Collect all the lines that mention the word "JSON".
* BEGIN Data shown *
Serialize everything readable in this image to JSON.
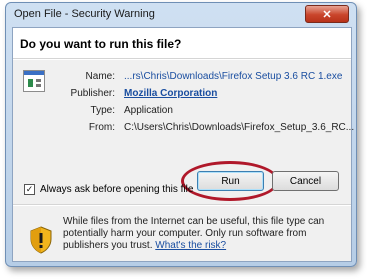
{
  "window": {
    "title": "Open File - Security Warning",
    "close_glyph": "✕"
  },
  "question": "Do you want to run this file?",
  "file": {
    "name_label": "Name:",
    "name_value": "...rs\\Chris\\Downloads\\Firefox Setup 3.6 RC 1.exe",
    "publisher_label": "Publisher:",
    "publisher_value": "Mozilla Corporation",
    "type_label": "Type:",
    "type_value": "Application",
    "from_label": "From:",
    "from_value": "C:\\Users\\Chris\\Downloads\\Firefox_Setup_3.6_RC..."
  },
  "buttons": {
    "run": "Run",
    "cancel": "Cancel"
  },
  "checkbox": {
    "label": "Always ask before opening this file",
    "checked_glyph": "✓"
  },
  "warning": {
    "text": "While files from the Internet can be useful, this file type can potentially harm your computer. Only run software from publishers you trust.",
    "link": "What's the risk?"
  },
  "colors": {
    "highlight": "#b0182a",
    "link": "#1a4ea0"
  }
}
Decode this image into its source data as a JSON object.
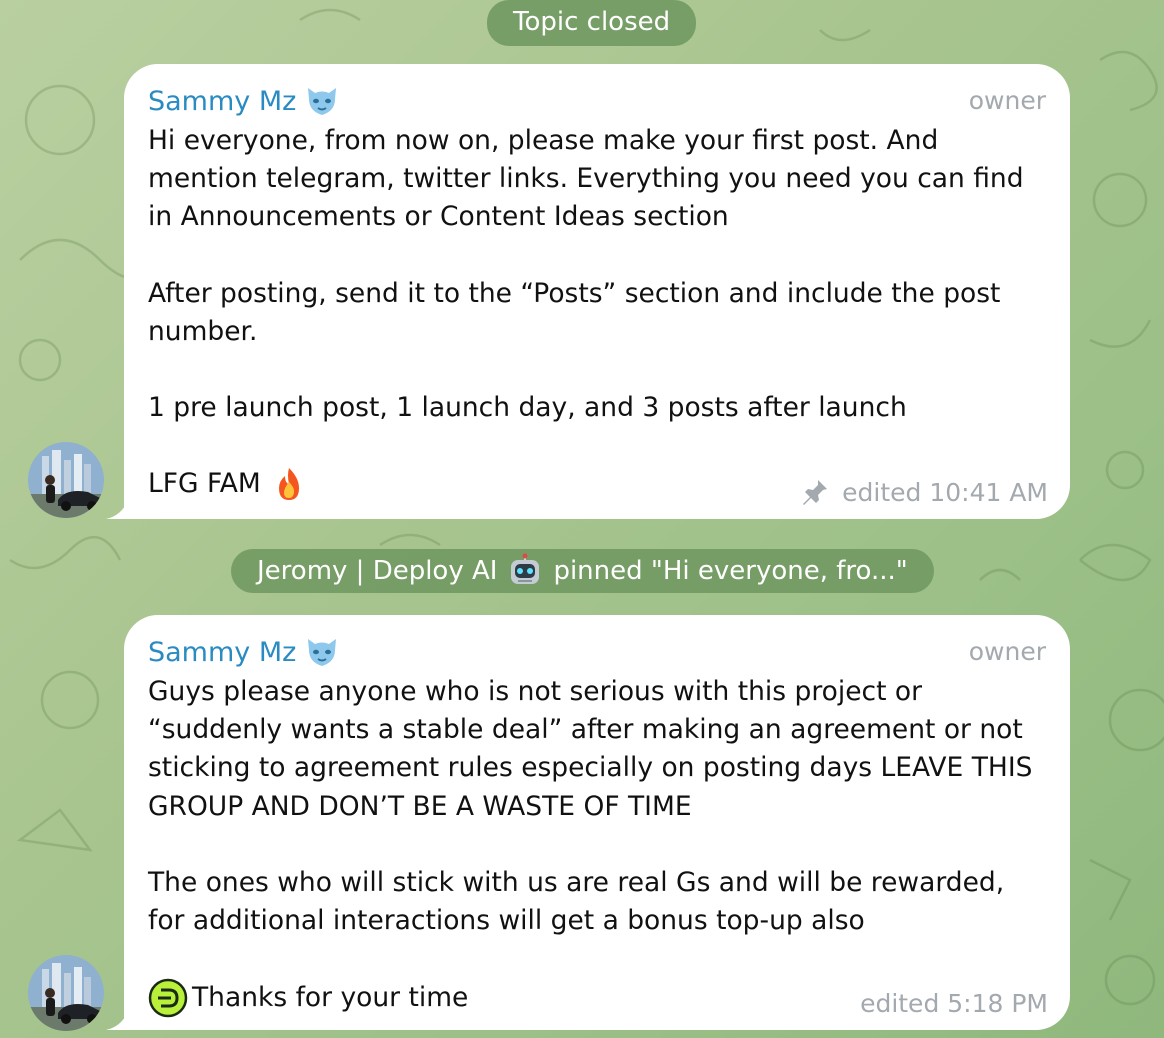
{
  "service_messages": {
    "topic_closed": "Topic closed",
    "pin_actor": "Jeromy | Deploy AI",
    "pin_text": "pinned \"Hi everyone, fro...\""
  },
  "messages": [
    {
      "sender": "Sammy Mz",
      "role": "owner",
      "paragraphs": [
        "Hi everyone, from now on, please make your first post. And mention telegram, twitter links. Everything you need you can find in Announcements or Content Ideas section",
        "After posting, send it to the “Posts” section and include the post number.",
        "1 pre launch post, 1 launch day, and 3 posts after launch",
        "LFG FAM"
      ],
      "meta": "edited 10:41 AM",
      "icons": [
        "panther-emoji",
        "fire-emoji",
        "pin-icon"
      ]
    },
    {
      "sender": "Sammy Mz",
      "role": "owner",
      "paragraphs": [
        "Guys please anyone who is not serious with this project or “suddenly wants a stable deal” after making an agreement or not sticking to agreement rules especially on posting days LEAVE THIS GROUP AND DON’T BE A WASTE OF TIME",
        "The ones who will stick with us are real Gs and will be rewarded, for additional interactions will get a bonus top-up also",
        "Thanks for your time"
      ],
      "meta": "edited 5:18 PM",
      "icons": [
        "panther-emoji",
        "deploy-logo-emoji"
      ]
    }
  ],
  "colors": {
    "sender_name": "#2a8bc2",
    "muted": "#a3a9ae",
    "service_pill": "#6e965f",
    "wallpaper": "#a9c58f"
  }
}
* END Data shown *
Exercise output:
Serialize everything readable in this image to JSON.
Decode this image into its source data as a JSON object.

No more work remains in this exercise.